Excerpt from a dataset
* * *

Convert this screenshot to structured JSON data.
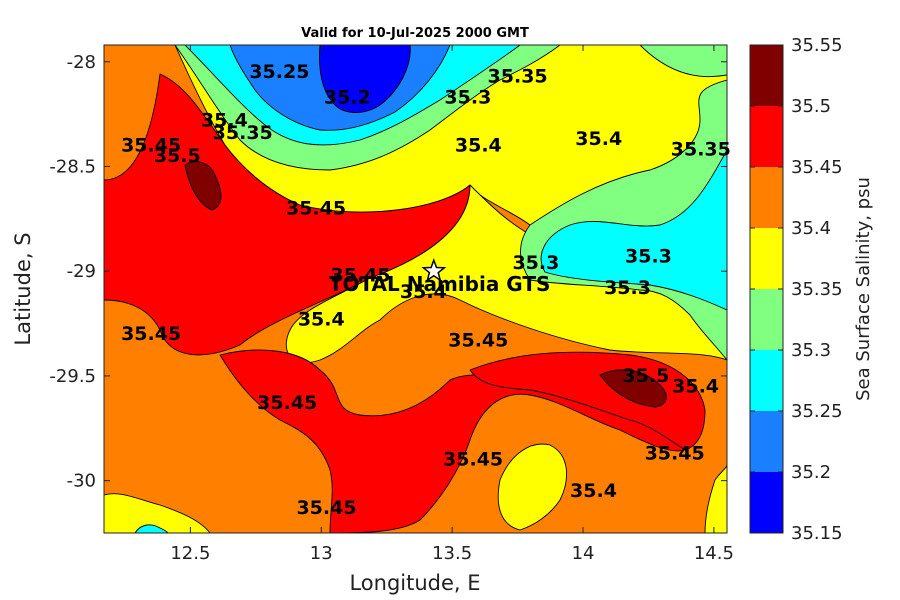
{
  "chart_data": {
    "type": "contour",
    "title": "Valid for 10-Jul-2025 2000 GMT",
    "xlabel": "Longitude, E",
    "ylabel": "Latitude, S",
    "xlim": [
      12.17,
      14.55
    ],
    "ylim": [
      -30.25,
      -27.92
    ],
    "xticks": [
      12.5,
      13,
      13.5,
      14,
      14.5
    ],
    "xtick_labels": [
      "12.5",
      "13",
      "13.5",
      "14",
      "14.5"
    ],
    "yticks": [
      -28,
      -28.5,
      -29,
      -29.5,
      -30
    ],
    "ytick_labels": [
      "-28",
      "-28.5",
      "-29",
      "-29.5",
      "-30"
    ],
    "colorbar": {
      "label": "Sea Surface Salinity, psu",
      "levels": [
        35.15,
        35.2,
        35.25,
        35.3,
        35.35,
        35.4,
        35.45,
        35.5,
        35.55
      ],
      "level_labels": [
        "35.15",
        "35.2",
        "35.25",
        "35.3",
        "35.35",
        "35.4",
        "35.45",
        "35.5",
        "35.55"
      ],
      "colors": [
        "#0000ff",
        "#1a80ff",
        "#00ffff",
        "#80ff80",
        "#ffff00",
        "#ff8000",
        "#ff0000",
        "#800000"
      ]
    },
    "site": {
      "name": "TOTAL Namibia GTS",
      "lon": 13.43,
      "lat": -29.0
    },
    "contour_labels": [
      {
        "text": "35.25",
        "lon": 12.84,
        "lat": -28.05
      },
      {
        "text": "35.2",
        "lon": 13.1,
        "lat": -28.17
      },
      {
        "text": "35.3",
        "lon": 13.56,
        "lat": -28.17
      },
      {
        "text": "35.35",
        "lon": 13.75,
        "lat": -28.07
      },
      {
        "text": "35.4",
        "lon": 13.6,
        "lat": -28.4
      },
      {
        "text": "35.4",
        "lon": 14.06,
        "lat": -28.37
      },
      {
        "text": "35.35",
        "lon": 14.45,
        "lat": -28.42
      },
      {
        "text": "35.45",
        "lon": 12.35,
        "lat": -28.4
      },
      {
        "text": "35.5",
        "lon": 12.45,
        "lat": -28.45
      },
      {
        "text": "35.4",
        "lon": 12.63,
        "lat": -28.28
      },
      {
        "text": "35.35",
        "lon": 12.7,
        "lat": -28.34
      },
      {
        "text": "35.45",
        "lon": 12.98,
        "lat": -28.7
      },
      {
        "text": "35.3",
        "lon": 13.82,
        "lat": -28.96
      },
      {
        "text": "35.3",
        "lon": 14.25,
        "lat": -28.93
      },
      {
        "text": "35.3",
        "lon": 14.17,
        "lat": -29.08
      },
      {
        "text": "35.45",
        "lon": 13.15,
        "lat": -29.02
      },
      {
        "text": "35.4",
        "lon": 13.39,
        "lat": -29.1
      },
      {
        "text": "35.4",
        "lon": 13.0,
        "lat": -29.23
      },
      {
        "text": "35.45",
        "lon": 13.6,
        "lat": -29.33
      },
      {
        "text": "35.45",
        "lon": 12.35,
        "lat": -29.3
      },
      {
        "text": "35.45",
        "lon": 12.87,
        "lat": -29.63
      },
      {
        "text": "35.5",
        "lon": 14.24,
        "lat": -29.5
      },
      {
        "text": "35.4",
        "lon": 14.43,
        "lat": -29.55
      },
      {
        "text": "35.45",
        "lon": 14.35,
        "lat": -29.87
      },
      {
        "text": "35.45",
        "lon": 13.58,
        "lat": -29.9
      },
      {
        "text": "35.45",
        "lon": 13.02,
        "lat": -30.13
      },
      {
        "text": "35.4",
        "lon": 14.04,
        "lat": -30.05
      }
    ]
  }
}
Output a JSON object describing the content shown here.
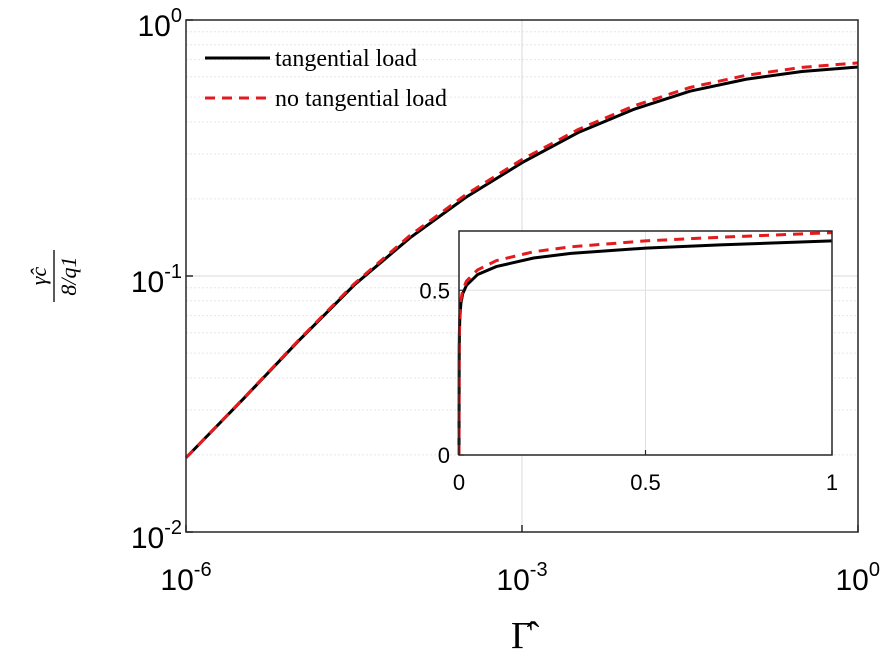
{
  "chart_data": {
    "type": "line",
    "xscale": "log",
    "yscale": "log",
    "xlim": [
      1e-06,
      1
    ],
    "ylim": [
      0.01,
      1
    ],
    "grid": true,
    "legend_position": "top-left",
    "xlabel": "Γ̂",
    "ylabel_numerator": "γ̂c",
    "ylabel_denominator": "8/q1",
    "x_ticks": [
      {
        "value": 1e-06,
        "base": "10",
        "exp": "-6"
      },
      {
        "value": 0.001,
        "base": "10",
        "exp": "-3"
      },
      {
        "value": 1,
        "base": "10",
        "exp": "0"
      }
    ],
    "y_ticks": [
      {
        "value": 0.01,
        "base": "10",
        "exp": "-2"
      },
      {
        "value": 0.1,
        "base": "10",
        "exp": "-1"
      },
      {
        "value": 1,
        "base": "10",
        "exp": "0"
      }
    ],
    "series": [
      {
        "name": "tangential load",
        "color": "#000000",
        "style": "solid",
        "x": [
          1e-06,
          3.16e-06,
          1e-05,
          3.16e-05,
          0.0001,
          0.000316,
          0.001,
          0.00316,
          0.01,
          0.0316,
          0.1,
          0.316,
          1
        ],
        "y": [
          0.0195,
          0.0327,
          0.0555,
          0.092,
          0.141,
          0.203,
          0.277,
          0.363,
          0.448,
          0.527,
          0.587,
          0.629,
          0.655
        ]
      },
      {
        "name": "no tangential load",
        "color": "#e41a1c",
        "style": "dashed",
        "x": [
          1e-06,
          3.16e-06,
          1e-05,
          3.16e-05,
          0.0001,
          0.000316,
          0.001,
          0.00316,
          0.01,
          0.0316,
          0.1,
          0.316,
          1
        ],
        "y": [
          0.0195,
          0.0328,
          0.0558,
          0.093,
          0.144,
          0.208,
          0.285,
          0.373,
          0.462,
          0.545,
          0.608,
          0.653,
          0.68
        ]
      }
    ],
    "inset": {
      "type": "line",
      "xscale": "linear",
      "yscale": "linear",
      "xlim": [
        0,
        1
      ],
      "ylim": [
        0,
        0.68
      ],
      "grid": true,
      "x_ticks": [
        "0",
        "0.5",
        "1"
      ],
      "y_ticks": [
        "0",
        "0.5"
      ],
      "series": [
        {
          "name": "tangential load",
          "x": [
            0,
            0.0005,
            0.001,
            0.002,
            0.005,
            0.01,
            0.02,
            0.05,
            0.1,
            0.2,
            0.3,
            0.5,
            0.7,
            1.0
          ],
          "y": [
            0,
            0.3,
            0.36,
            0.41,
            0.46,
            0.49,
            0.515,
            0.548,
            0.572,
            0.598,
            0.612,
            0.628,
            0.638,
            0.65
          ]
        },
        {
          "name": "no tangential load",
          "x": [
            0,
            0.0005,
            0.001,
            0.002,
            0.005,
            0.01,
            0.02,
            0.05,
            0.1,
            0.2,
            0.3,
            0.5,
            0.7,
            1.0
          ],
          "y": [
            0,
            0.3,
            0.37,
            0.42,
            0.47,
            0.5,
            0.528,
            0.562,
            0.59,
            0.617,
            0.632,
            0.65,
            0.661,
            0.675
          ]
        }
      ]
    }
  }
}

* * *

Check each line of the entries above for the word "name". List the ones that have it.

      "name": "TOTAL Namibia GTS",
        "name": "tangential load",
        "name": "no tangential load",
          "name": "tangential load",
          "name": "no tangential load",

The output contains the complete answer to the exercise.